### Record excerpts

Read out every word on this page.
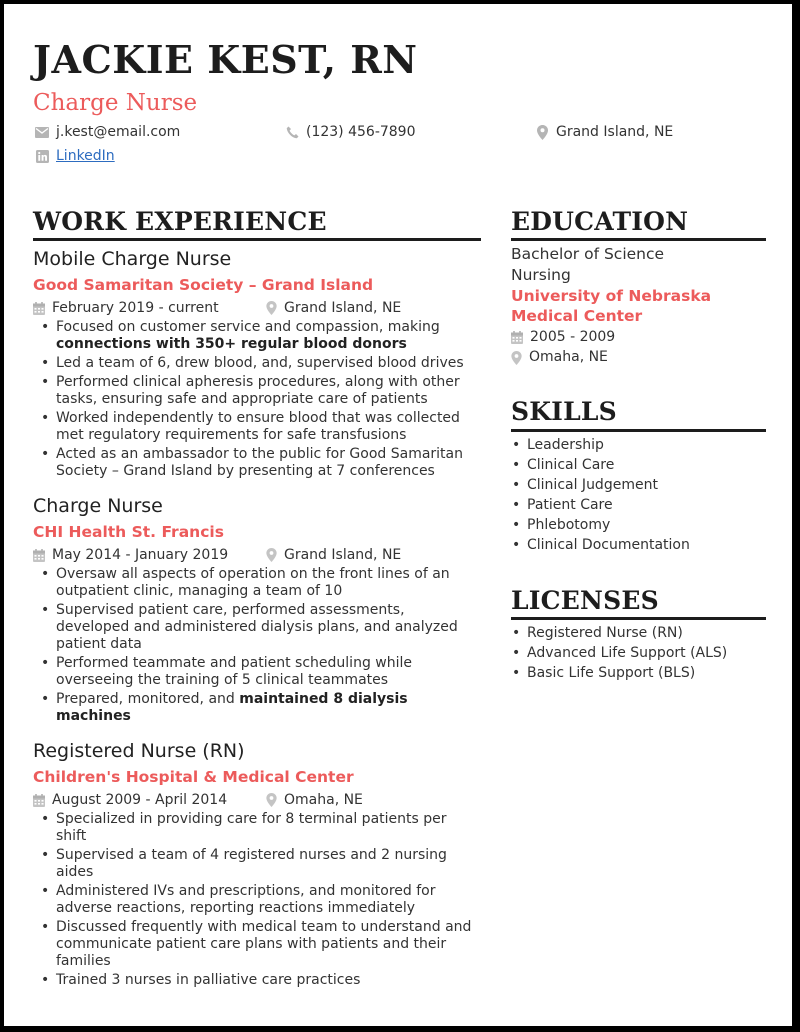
JACKIE KEST, RN
Charge Nurse
j.kest@email.com	(123) 456-7890	Grand Island, NE
LinkedIn
WORK EXPERIENCE
Mobile Charge Nurse
Good Samaritan Society – Grand Island
February 2019 - current	Grand Island, NE
• Focused on customer service and compassion, making connections with 350+ regular blood donors
• Led a team of 6, drew blood, and, supervised blood drives
• Performed clinical apheresis procedures, along with other tasks, ensuring safe and appropriate care of patients
• Worked independently to ensure blood that was collected met regulatory requirements for safe transfusions
• Acted as an ambassador to the public for Good Samaritan Society – Grand Island by presenting at 7 conferences
Charge Nurse
CHI Health St. Francis
May 2014 - January 2019	Grand Island, NE
• Oversaw all aspects of operation on the front lines of an outpatient clinic, managing a team of 10
• Supervised patient care, performed assessments, developed and administered dialysis plans, and analyzed patient data
• Performed teammate and patient scheduling while overseeing the training of 5 clinical teammates
• Prepared, monitored, and maintained 8 dialysis machines
Registered Nurse (RN)
Children's Hospital & Medical Center
August 2009 - April 2014	Omaha, NE
• Specialized in providing care for 8 terminal patients per shift
• Supervised a team of 4 registered nurses and 2 nursing aides
• Administered IVs and prescriptions, and monitored for adverse reactions, reporting reactions immediately
• Discussed frequently with medical team to understand and communicate patient care plans with patients and their families
• Trained 3 nurses in palliative care practices
EDUCATION
Bachelor of Science
Nursing
University of Nebraska Medical Center
2005 - 2009
Omaha, NE
SKILLS
• Leadership
• Clinical Care
• Clinical Judgement
• Patient Care
• Phlebotomy
• Clinical Documentation
LICENSES
• Registered Nurse (RN)
• Advanced Life Support (ALS)
• Basic Life Support (BLS)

######

§ Problem to work on: Give back all of the data exactly, but not the pictures.

§ Solved exercise:
Read out every word on this page.
JACKIE KEST, RN
Charge Nurse
j.kest@email.com	(123) 456-7890	Grand Island, NE
LinkedIn
WORK EXPERIENCE
Mobile Charge Nurse
Good Samaritan Society – Grand Island
February 2019 - current	Grand Island, NE
• Focused on customer service and compassion, making connections with 350+ regular blood donors
• Led a team of 6, drew blood, and, supervised blood drives
• Performed clinical apheresis procedures, along with other tasks, ensuring safe and appropriate care of patients
• Worked independently to ensure blood that was collected met regulatory requirements for safe transfusions
• Acted as an ambassador to the public for Good Samaritan Society – Grand Island by presenting at 7 conferences
Charge Nurse
CHI Health St. Francis
May 2014 - January 2019	Grand Island, NE
• Oversaw all aspects of operation on the front lines of an outpatient clinic, managing a team of 10
• Supervised patient care, performed assessments, developed and administered dialysis plans, and analyzed patient data
• Performed teammate and patient scheduling while overseeing the training of 5 clinical teammates
• Prepared, monitored, and maintained 8 dialysis machines
Registered Nurse (RN)
Children's Hospital & Medical Center
August 2009 - April 2014	Omaha, NE
• Specialized in providing care for 8 terminal patients per shift
• Supervised a team of 4 registered nurses and 2 nursing aides
• Administered IVs and prescriptions, and monitored for adverse reactions, reporting reactions immediately
• Discussed frequently with medical team to understand and communicate patient care plans with patients and their families
• Trained 3 nurses in palliative care practices
EDUCATION
Bachelor of Science
Nursing
University of Nebraska Medical Center
2005 - 2009
Omaha, NE
SKILLS
• Leadership
• Clinical Care
• Clinical Judgement
• Patient Care
• Phlebotomy
• Clinical Documentation
LICENSES
• Registered Nurse (RN)
• Advanced Life Support (ALS)
• Basic Life Support (BLS)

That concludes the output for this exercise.